-- start Data supplied --
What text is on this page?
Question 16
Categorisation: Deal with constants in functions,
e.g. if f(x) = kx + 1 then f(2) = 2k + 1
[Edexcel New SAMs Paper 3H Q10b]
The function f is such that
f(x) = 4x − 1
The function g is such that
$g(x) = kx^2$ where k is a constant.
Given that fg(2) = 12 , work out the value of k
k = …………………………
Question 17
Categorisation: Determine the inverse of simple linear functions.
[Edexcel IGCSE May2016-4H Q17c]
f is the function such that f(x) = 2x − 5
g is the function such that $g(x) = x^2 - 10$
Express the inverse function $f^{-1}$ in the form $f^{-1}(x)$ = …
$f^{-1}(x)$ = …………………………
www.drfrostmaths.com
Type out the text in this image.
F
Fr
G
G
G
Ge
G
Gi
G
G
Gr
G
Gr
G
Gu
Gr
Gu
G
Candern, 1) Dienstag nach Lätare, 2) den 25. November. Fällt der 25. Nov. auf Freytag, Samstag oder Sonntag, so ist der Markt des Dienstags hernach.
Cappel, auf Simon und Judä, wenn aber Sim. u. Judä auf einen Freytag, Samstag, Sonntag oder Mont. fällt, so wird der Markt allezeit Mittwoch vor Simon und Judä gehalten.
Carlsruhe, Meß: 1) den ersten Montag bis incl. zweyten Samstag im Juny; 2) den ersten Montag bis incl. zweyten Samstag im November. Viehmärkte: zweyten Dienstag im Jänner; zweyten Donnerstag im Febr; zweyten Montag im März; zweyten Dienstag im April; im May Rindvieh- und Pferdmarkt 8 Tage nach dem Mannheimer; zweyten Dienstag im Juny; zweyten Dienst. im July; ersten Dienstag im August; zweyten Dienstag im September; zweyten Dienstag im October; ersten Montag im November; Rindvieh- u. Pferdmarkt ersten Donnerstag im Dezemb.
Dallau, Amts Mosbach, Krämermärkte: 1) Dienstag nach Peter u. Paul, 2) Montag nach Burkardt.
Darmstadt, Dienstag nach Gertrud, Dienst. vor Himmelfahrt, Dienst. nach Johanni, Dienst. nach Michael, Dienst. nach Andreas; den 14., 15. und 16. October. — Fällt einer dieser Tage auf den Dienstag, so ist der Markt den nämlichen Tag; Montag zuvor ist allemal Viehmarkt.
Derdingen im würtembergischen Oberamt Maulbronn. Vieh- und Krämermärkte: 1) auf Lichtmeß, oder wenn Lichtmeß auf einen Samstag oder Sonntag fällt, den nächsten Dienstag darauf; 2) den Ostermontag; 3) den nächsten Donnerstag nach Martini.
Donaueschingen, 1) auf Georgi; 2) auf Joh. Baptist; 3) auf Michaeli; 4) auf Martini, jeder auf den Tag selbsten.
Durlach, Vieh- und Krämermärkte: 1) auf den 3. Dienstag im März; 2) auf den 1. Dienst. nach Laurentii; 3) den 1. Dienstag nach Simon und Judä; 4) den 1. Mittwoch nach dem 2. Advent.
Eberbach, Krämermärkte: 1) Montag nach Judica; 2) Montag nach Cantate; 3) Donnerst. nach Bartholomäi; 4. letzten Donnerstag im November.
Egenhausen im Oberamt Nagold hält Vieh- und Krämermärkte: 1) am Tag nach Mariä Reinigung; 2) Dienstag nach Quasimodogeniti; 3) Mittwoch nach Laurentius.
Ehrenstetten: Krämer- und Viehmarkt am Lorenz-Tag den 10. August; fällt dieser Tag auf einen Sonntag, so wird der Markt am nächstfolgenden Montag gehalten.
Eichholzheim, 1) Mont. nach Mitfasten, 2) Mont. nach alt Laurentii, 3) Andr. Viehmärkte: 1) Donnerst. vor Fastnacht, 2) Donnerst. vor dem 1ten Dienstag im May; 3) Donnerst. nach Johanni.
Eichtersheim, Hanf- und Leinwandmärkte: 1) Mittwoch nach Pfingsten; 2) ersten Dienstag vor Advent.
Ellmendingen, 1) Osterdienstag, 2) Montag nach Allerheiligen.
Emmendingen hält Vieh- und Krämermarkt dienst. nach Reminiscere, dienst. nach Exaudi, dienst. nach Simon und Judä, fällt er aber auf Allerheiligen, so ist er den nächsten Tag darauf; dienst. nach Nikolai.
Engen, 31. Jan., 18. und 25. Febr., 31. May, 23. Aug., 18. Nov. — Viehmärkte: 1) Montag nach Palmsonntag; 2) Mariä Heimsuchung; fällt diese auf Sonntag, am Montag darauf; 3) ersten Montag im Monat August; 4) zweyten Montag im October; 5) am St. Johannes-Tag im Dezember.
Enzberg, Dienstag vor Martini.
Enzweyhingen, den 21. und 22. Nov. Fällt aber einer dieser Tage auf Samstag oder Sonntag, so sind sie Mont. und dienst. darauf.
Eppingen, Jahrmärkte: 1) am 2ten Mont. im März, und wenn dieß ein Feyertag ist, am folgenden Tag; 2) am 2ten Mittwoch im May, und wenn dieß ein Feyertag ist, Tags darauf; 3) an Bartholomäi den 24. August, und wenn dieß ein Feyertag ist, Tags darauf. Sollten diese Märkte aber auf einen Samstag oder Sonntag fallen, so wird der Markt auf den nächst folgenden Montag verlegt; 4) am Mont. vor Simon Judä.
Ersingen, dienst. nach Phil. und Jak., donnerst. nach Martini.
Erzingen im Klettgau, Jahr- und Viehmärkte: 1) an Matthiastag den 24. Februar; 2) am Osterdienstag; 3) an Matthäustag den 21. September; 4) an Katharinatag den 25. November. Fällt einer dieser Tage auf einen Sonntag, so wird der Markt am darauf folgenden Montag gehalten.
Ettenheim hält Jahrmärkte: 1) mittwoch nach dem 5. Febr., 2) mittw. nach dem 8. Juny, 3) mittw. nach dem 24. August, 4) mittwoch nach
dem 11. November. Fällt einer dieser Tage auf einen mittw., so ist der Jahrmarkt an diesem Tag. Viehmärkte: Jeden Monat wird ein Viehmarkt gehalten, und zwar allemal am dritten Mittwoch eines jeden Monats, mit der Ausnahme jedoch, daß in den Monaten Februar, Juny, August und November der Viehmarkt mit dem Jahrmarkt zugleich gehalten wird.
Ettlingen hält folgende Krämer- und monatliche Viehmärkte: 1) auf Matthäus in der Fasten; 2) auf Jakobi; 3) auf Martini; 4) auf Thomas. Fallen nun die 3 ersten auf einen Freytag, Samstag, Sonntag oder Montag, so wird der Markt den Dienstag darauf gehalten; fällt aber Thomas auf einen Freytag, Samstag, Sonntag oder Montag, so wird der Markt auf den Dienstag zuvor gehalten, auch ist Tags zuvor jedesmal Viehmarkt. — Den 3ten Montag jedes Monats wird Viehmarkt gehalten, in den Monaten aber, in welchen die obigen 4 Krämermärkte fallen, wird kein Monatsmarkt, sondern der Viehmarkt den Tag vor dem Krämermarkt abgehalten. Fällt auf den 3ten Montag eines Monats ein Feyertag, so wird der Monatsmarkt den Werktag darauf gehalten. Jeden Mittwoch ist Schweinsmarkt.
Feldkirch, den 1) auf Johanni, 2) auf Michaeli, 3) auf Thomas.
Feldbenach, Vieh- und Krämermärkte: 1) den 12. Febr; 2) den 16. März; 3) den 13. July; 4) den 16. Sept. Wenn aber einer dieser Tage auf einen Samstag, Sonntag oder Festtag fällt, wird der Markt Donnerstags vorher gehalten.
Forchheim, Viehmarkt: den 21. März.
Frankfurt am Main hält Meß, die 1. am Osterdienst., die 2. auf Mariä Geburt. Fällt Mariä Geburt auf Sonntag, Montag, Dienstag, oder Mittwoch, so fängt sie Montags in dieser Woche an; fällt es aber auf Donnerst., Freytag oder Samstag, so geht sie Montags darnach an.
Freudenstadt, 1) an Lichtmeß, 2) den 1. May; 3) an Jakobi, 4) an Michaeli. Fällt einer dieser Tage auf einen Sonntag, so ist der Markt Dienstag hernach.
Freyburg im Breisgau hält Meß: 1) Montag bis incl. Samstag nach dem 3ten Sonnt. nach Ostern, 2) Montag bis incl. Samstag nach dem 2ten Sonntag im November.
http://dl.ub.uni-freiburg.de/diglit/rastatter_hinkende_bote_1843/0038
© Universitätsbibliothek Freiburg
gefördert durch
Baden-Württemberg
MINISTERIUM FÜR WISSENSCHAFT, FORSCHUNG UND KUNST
-- end Data supplied --
Task requirements:
List all lines above in which the string "Michaeli" appears.

Task result:
Donaueschingen, 1) auf Georgi; 2) auf Joh. Baptist; 3) auf Michaeli; 4) auf Martini, jeder auf den Tag selbsten.
Feldkirch, den 1) auf Johanni, 2) auf Michaeli, 3) auf Thomas.
Freudenstadt, 1) an Lichtmeß, 2) den 1. May; 3) an Jakobi, 4) an Michaeli. Fällt einer dieser Tage auf einen Sonntag, so ist der Markt Dienstag hernach.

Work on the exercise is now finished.